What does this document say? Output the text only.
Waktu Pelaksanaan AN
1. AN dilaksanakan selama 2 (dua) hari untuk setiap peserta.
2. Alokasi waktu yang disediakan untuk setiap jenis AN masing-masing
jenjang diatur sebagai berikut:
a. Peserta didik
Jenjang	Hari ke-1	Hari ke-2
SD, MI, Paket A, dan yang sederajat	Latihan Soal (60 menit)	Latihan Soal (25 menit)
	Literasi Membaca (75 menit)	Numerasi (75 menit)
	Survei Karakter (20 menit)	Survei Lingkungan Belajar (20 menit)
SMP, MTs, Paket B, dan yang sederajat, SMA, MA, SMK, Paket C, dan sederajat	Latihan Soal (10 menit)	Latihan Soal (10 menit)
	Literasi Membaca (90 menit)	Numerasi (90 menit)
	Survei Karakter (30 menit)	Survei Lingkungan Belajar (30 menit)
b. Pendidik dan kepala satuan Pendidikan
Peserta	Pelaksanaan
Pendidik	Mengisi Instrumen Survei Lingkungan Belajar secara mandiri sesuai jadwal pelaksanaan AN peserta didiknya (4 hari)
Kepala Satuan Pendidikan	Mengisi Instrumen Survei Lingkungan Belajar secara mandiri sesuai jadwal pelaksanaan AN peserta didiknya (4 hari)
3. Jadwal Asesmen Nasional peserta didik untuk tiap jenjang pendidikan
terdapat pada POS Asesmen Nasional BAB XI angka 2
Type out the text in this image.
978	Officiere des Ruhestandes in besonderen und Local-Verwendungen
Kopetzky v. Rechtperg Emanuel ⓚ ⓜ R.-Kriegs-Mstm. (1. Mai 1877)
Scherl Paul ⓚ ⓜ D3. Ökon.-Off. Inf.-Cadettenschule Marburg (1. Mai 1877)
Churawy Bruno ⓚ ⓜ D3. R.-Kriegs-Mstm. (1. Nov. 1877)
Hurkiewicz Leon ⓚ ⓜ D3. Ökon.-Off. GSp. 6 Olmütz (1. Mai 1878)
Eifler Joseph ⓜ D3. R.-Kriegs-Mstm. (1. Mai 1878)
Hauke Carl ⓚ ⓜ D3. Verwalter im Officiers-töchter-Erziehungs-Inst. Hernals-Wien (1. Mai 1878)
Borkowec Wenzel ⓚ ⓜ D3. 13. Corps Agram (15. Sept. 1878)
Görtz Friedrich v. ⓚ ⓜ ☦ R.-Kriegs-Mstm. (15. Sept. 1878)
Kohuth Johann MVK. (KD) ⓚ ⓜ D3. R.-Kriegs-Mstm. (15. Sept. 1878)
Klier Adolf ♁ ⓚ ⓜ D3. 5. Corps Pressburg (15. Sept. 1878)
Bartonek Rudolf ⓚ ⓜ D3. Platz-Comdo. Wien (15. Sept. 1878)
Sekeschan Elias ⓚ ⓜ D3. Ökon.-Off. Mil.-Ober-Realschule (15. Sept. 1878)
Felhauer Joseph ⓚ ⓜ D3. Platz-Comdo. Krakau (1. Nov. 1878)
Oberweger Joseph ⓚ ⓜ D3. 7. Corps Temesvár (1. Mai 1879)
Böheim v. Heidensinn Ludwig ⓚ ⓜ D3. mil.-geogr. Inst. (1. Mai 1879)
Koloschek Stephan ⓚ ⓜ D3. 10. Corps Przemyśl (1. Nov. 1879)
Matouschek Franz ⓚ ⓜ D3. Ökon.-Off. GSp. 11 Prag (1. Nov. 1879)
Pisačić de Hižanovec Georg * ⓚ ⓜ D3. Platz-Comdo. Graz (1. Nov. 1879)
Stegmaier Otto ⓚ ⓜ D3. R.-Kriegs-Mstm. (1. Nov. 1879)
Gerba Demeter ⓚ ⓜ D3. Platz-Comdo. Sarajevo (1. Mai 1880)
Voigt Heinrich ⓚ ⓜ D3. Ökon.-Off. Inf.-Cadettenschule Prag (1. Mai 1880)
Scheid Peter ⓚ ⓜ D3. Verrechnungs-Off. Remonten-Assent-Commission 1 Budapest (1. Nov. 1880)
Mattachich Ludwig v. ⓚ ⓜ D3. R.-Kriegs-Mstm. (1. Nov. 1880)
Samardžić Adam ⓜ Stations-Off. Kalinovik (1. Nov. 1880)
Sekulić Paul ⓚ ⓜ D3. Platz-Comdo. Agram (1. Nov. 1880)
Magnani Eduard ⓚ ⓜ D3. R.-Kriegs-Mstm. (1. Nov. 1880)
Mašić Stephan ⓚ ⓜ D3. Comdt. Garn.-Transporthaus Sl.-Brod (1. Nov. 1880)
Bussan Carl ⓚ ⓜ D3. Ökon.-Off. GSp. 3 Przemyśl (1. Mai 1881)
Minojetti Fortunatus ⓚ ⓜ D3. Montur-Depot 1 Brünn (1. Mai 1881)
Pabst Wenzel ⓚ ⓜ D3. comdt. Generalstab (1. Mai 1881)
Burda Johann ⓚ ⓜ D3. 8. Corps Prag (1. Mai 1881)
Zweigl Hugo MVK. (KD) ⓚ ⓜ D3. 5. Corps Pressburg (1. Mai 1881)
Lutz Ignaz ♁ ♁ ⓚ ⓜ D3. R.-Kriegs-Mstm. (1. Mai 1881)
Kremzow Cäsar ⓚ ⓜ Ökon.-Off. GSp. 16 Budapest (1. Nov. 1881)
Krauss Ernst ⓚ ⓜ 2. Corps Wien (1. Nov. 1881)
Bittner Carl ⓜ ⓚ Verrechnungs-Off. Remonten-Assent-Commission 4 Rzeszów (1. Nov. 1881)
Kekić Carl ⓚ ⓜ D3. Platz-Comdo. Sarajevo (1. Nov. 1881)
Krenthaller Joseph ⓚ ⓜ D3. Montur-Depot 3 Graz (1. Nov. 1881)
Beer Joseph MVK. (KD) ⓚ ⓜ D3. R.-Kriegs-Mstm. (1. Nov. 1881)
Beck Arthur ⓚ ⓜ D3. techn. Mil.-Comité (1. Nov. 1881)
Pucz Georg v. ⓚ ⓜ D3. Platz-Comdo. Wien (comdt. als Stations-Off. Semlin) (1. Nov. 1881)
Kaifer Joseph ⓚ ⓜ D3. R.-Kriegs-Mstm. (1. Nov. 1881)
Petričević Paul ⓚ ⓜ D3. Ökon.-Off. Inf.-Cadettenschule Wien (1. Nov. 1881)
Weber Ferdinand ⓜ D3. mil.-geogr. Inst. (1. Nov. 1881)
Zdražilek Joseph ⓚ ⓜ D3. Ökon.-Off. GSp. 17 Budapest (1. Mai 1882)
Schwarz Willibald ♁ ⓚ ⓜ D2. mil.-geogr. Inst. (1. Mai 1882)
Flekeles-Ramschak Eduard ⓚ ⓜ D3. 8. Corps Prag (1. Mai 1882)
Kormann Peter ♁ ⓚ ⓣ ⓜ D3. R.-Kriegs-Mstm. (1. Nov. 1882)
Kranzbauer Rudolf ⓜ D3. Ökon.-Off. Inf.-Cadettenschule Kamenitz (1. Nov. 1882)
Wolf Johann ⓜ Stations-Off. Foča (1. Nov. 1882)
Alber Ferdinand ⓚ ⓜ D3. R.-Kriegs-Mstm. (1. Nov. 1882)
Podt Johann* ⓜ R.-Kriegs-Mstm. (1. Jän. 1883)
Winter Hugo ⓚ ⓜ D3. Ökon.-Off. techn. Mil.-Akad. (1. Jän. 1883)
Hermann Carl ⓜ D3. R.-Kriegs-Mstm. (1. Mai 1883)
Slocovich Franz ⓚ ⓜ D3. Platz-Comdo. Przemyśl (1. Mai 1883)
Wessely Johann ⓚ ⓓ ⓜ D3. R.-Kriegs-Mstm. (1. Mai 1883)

————

Filter the entries and copy out every line with the word "Wien".

◆ ANSWER
Hauke Carl ⓚ ⓜ D3. Verwalter im Officiers-töchter-Erziehungs-Inst. Hernals-Wien (1. Mai 1878)
Bartonek Rudolf ⓚ ⓜ D3. Platz-Comdo. Wien (15. Sept. 1878)
Krauss Ernst ⓚ ⓜ 2. Corps Wien (1. Nov. 1881)
Pucz Georg v. ⓚ ⓜ D3. Platz-Comdo. Wien (comdt. als Stations-Off. Semlin) (1. Nov. 1881)
Petričević Paul ⓚ ⓜ D3. Ökon.-Off. Inf.-Cadettenschule Wien (1. Nov. 1881)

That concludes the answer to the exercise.